■ EXERCISE DATA
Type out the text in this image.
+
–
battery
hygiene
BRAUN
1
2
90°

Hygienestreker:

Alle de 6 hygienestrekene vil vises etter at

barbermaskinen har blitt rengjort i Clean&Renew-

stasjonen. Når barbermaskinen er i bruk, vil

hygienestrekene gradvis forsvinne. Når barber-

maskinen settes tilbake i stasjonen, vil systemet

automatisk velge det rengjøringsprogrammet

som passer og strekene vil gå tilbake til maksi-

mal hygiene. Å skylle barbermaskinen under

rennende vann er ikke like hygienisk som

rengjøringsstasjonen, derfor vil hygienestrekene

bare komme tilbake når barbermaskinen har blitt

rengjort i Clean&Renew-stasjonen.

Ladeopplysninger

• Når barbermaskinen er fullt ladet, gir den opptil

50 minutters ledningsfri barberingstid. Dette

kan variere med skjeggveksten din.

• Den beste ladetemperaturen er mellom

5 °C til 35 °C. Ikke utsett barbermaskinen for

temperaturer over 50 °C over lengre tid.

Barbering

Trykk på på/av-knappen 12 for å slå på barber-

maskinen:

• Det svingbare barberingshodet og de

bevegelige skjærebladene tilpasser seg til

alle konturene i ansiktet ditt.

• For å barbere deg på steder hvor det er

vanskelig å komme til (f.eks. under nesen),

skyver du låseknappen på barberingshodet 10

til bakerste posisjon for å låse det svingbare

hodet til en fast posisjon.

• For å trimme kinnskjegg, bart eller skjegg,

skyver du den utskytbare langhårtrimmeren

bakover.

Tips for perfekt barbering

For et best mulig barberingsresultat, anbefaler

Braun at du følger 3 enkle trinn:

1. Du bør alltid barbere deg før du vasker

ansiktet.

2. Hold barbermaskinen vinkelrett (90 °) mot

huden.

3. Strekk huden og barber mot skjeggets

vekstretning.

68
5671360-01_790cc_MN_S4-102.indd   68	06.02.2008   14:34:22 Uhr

...

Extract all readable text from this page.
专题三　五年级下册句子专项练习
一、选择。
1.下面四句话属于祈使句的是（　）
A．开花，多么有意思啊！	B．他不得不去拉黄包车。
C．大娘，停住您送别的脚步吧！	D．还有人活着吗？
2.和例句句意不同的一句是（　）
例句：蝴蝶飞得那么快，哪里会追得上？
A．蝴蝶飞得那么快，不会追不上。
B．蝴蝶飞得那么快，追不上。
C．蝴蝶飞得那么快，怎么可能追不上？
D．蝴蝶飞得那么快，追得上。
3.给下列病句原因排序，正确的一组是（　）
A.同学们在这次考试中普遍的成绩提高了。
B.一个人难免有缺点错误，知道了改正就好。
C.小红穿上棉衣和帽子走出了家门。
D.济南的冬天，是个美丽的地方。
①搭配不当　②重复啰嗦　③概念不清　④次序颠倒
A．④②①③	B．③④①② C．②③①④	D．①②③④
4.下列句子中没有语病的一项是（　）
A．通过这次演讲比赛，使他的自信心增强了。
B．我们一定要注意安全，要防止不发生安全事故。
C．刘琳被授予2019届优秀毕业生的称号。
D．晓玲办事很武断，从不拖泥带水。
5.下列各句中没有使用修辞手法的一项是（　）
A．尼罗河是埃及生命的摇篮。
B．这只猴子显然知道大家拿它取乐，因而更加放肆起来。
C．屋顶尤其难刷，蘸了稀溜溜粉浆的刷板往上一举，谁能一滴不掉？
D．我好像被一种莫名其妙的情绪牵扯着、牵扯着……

■ SHORT EXERCISE
Copy the lines from the entries above in which the word "蝴蝶飞得那么快" appears.

■ RESPONSE TO THE EXERCISE
例句：蝴蝶飞得那么快，哪里会追得上？
A．蝴蝶飞得那么快，不会追不上。
B．蝴蝶飞得那么快，追不上。
C．蝴蝶飞得那么快，怎么可能追不上？
D．蝴蝶飞得那么快，追得上。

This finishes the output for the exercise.